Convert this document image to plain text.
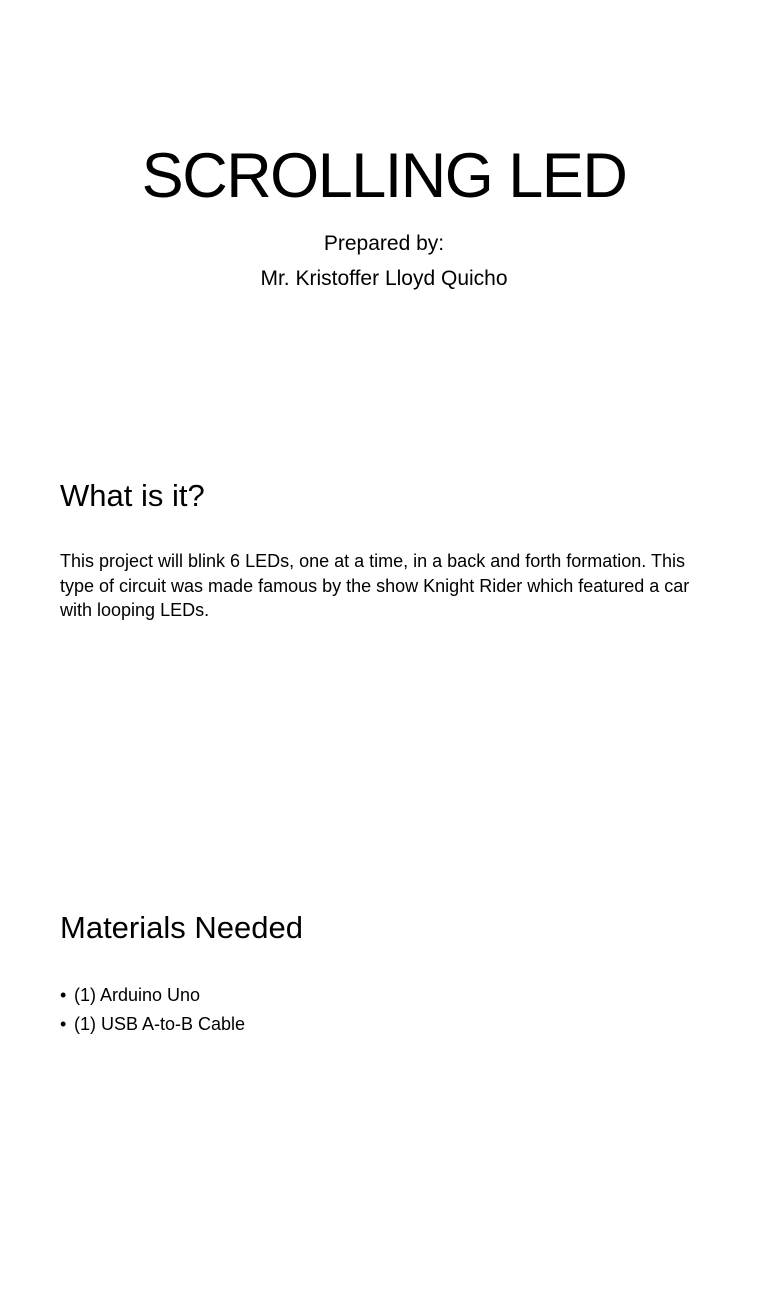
SCROLLING LED
Prepared by:
Mr. Kristoffer Lloyd Quicho
What is it?
This project will blink 6 LEDs, one at a time, in a back and forth formation. This type of circuit was made famous by the show Knight Rider which featured a car with looping LEDs.
Materials Needed
• (1) Arduino Uno
• (1) USB A-to-B Cable
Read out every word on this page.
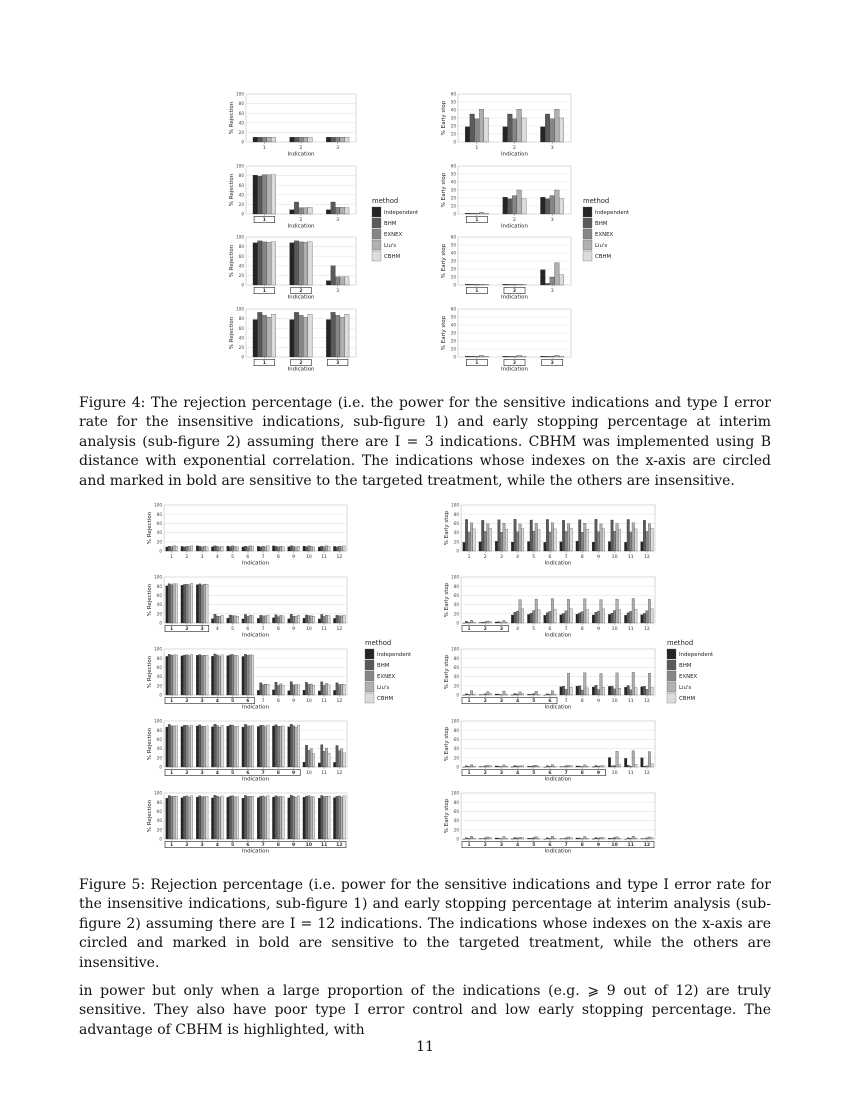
0
20
40
60
80
100
% Rejection
1	2	3
Indication
0
20
40
60
80
100
% Rejection
1	2	3
Indication
0
20
40
60
80
100
% Rejection
1	2	3
Indication
0
20
40
60
80
100
% Rejection
1	2	3
Indication
0
10
20
30
40
50
60
% Early stop
1	2	3
Indication
0
10
20
30
40
50
60
% Early stop
1	2	3
Indication
0
10
20
30
40
50
60
% Early stop
1	2	3
Indication
0
10
20
30
40
50
60
% Early stop
1	2	3
Indication
method
Independent
BHM
EXNEX
Liu's
CBHM
method
Independent
BHM
EXNEX
Liu's
CBHM
0
20
40
60
80
100
% Rejection
1	2	3	4	5	6	7	8	9 10 11 12
Indication
0
20
40
60
80
100
% Rejection
1	2	3	4	5	6	7	8	9 10 11 12
Indication
0
20
40
60
80
100
% Rejection
1	2	3	4	5	6	7	8	9 10 11 12
Indication
0
20
40
60
80
100
% Rejection
1	2	3	4	5	6	7	8	9 10 11 12
Indication
0
20
40
60
80
100
% Rejection
1	2	3	4	5	6	7	8	9 10 11 12
Indication
0
20
40
60
80
100
% Early stop
1	2	3	4	5	6	7	8	9	10 11 12
Indication
0
20
40
60
80
100
% Early stop
1	2	3	4	5	6	7	8	9	10 11 12
Indication
0
20
40
60
80
100
% Early stop
1	2	3	4	5	6	7	8	9	10 11 12
Indication
0
20
40
60
80
100
% Early stop
1	2	3	4	5	6	7	8	9	10 11 12
Indication
0
20
40
60
80
100
% Early stop
1	2	3	4	5	6	7	8	9 10 11 12
Indication
method
Independent
BHM
EXNEX
Liu's
CBHM
method
Independent
BHM
EXNEX
Liu's
CBHM
Figure 4: The rejection percentage (i.e. the power for the sensitive indications and type I error rate for the insensitive indications, sub-figure 1) and early stopping percentage at interim analysis (sub-figure 2) assuming there are I = 3 indications. CBHM was implemented using B distance with exponential correlation. The indications whose indexes on the x-axis are circled and marked in bold are sensitive to the targeted treatment, while the others are insensitive.
Figure 5: Rejection percentage (i.e. power for the sensitive indications and type I error rate for the insensitive indications, sub-figure 1) and early stopping percentage at interim analysis (sub-figure 2) assuming there are I = 12 indications. The indications whose indexes on the x-axis are circled and marked in bold are sensitive to the targeted treatment, while the others are insensitive.
in power but only when a large proportion of the indications (e.g. ⩾ 9 out of 12) are truly sensitive. They also have poor type I error control and low early stopping percentage. The advantage of CBHM is highlighted, with
11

* * * *

__Stated task__. Look through the lines above and collect those with the word "indications".

__Task answer__.
Figure 4: The rejection percentage (i.e. the power for the sensitive indications and type I error rate for the insensitive indications, sub-figure 1) and early stopping percentage at interim analysis (sub-figure 2) assuming there are I = 3 indications. CBHM was implemented using B distance with exponential correlation. The indications whose indexes on the x-axis are circled and marked in bold are sensitive to the targeted treatment, while the others are insensitive.
Figure 5: Rejection percentage (i.e. power for the sensitive indications and type I error rate for the insensitive indications, sub-figure 1) and early stopping percentage at interim analysis (sub-figure 2) assuming there are I = 12 indications. The indications whose indexes on the x-axis are circled and marked in bold are sensitive to the targeted treatment, while the others are insensitive.
in power but only when a large proportion of the indications (e.g. ⩾ 9 out of 12) are truly sensitive. They also have poor type I error control and low early stopping percentage. The advantage of CBHM is highlighted, with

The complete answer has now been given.